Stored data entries
Begin

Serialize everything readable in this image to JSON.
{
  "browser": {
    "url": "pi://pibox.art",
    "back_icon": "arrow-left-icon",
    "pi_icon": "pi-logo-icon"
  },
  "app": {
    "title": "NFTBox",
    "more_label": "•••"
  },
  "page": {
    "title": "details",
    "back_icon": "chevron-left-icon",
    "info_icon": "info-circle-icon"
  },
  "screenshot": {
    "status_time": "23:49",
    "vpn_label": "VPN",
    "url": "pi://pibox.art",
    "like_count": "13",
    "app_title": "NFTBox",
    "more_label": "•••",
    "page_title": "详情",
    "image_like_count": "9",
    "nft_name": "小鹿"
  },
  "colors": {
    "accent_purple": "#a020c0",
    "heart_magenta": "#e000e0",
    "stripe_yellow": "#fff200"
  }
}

End

▶ What is needed
Filter the data, keeping only the lines that contain "left".

▶ Result of the task
    "back_icon": "arrow-left-icon",
    "back_icon": "chevron-left-icon",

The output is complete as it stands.